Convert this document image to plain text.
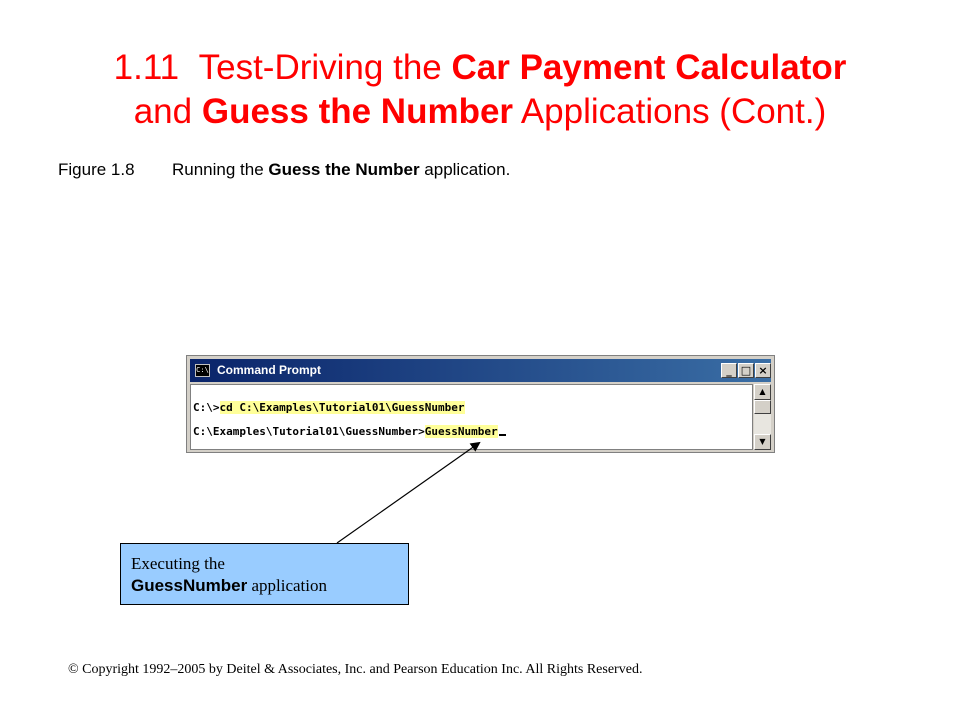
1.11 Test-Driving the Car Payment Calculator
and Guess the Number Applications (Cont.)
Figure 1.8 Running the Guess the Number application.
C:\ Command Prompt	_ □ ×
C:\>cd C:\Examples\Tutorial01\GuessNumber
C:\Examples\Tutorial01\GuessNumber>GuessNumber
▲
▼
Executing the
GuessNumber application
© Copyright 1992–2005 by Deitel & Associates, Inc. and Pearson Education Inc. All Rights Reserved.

▸ **Required work**: Pull every line containing "GuessNumber" out of the data above.

▸ **Written solution**:
C:\>cd C:\Examples\Tutorial01\GuessNumber
C:\Examples\Tutorial01\GuessNumber>GuessNumber
GuessNumber application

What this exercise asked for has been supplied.